* START Record extracts *

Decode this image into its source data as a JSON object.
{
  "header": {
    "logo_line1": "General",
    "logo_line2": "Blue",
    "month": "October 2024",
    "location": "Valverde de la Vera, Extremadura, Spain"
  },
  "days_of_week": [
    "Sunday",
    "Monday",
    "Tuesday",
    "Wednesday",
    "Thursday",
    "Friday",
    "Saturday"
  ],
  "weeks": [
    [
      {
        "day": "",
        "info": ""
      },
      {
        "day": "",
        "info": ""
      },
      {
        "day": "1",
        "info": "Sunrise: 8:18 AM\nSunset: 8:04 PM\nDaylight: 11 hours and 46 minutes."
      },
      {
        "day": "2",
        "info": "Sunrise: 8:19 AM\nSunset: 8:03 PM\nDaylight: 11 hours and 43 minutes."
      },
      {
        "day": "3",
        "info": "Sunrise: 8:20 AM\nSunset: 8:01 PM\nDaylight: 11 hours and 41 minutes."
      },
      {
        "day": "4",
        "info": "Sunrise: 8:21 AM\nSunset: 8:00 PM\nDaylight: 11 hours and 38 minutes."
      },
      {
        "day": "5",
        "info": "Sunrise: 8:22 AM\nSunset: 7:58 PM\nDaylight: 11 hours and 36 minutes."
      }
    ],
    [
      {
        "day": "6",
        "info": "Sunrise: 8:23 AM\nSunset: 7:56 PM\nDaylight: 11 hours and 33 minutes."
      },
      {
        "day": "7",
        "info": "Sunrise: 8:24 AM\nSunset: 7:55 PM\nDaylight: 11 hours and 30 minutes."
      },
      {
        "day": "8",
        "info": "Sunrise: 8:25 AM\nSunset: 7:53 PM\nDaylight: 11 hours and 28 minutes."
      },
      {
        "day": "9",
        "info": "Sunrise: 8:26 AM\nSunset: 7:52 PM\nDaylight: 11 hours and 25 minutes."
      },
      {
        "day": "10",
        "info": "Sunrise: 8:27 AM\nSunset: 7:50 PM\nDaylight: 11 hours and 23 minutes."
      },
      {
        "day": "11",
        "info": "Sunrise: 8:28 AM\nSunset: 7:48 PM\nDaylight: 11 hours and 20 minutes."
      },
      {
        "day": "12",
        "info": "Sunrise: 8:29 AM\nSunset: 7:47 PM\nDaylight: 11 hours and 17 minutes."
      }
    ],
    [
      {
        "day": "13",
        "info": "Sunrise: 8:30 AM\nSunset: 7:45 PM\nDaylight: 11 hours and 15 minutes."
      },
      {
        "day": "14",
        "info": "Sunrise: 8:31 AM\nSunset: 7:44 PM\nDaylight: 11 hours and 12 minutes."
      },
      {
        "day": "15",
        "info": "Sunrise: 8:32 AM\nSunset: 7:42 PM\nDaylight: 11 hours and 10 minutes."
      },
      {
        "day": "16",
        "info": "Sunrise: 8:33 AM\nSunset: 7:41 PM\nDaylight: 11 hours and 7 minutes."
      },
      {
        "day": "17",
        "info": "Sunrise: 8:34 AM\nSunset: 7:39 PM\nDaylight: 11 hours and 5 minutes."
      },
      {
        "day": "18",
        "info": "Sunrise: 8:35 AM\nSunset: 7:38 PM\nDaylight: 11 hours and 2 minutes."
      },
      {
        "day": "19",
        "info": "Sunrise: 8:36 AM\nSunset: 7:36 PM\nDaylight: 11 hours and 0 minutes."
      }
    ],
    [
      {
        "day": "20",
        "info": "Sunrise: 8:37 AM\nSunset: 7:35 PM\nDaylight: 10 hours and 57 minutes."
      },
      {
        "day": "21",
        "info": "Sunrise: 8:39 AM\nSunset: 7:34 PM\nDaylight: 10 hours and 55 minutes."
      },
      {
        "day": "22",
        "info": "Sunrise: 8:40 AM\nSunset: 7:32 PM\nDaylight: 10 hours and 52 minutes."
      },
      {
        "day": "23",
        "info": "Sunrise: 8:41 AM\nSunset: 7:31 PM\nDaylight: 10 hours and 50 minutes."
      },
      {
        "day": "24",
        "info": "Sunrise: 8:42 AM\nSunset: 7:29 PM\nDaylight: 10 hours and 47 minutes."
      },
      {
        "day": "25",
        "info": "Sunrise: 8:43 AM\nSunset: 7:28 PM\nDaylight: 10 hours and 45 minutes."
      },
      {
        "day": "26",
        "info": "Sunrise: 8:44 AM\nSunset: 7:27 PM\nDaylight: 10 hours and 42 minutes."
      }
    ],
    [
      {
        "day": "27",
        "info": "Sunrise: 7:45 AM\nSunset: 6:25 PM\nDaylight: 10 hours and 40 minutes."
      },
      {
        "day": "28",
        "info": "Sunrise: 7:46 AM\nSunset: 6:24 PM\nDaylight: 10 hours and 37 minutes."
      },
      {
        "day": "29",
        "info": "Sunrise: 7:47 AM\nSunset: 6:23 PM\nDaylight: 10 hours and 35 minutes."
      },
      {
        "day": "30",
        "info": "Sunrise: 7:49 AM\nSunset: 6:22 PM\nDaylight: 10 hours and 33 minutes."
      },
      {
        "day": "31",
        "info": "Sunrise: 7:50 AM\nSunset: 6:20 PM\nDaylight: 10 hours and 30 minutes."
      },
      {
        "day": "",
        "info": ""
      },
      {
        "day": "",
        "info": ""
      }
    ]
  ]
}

* END Record extracts *

The task: Write down all the entries again without a single difference.

Finished exercise:
Decode this image into its source data as a JSON object.
{
  "header": {
    "logo_line1": "General",
    "logo_line2": "Blue",
    "month": "October 2024",
    "location": "Valverde de la Vera, Extremadura, Spain"
  },
  "days_of_week": [
    "Sunday",
    "Monday",
    "Tuesday",
    "Wednesday",
    "Thursday",
    "Friday",
    "Saturday"
  ],
  "weeks": [
    [
      {
        "day": "",
        "info": ""
      },
      {
        "day": "",
        "info": ""
      },
      {
        "day": "1",
        "info": "Sunrise: 8:18 AM\nSunset: 8:04 PM\nDaylight: 11 hours and 46 minutes."
      },
      {
        "day": "2",
        "info": "Sunrise: 8:19 AM\nSunset: 8:03 PM\nDaylight: 11 hours and 43 minutes."
      },
      {
        "day": "3",
        "info": "Sunrise: 8:20 AM\nSunset: 8:01 PM\nDaylight: 11 hours and 41 minutes."
      },
      {
        "day": "4",
        "info": "Sunrise: 8:21 AM\nSunset: 8:00 PM\nDaylight: 11 hours and 38 minutes."
      },
      {
        "day": "5",
        "info": "Sunrise: 8:22 AM\nSunset: 7:58 PM\nDaylight: 11 hours and 36 minutes."
      }
    ],
    [
      {
        "day": "6",
        "info": "Sunrise: 8:23 AM\nSunset: 7:56 PM\nDaylight: 11 hours and 33 minutes."
      },
      {
        "day": "7",
        "info": "Sunrise: 8:24 AM\nSunset: 7:55 PM\nDaylight: 11 hours and 30 minutes."
      },
      {
        "day": "8",
        "info": "Sunrise: 8:25 AM\nSunset: 7:53 PM\nDaylight: 11 hours and 28 minutes."
      },
      {
        "day": "9",
        "info": "Sunrise: 8:26 AM\nSunset: 7:52 PM\nDaylight: 11 hours and 25 minutes."
      },
      {
        "day": "10",
        "info": "Sunrise: 8:27 AM\nSunset: 7:50 PM\nDaylight: 11 hours and 23 minutes."
      },
      {
        "day": "11",
        "info": "Sunrise: 8:28 AM\nSunset: 7:48 PM\nDaylight: 11 hours and 20 minutes."
      },
      {
        "day": "12",
        "info": "Sunrise: 8:29 AM\nSunset: 7:47 PM\nDaylight: 11 hours and 17 minutes."
      }
    ],
    [
      {
        "day": "13",
        "info": "Sunrise: 8:30 AM\nSunset: 7:45 PM\nDaylight: 11 hours and 15 minutes."
      },
      {
        "day": "14",
        "info": "Sunrise: 8:31 AM\nSunset: 7:44 PM\nDaylight: 11 hours and 12 minutes."
      },
      {
        "day": "15",
        "info": "Sunrise: 8:32 AM\nSunset: 7:42 PM\nDaylight: 11 hours and 10 minutes."
      },
      {
        "day": "16",
        "info": "Sunrise: 8:33 AM\nSunset: 7:41 PM\nDaylight: 11 hours and 7 minutes."
      },
      {
        "day": "17",
        "info": "Sunrise: 8:34 AM\nSunset: 7:39 PM\nDaylight: 11 hours and 5 minutes."
      },
      {
        "day": "18",
        "info": "Sunrise: 8:35 AM\nSunset: 7:38 PM\nDaylight: 11 hours and 2 minutes."
      },
      {
        "day": "19",
        "info": "Sunrise: 8:36 AM\nSunset: 7:36 PM\nDaylight: 11 hours and 0 minutes."
      }
    ],
    [
      {
        "day": "20",
        "info": "Sunrise: 8:37 AM\nSunset: 7:35 PM\nDaylight: 10 hours and 57 minutes."
      },
      {
        "day": "21",
        "info": "Sunrise: 8:39 AM\nSunset: 7:34 PM\nDaylight: 10 hours and 55 minutes."
      },
      {
        "day": "22",
        "info": "Sunrise: 8:40 AM\nSunset: 7:32 PM\nDaylight: 10 hours and 52 minutes."
      },
      {
        "day": "23",
        "info": "Sunrise: 8:41 AM\nSunset: 7:31 PM\nDaylight: 10 hours and 50 minutes."
      },
      {
        "day": "24",
        "info": "Sunrise: 8:42 AM\nSunset: 7:29 PM\nDaylight: 10 hours and 47 minutes."
      },
      {
        "day": "25",
        "info": "Sunrise: 8:43 AM\nSunset: 7:28 PM\nDaylight: 10 hours and 45 minutes."
      },
      {
        "day": "26",
        "info": "Sunrise: 8:44 AM\nSunset: 7:27 PM\nDaylight: 10 hours and 42 minutes."
      }
    ],
    [
      {
        "day": "27",
        "info": "Sunrise: 7:45 AM\nSunset: 6:25 PM\nDaylight: 10 hours and 40 minutes."
      },
      {
        "day": "28",
        "info": "Sunrise: 7:46 AM\nSunset: 6:24 PM\nDaylight: 10 hours and 37 minutes."
      },
      {
        "day": "29",
        "info": "Sunrise: 7:47 AM\nSunset: 6:23 PM\nDaylight: 10 hours and 35 minutes."
      },
      {
        "day": "30",
        "info": "Sunrise: 7:49 AM\nSunset: 6:22 PM\nDaylight: 10 hours and 33 minutes."
      },
      {
        "day": "31",
        "info": "Sunrise: 7:50 AM\nSunset: 6:20 PM\nDaylight: 10 hours and 30 minutes."
      },
      {
        "day": "",
        "info": ""
      },
      {
        "day": "",
        "info": ""
      }
    ]
  ]
}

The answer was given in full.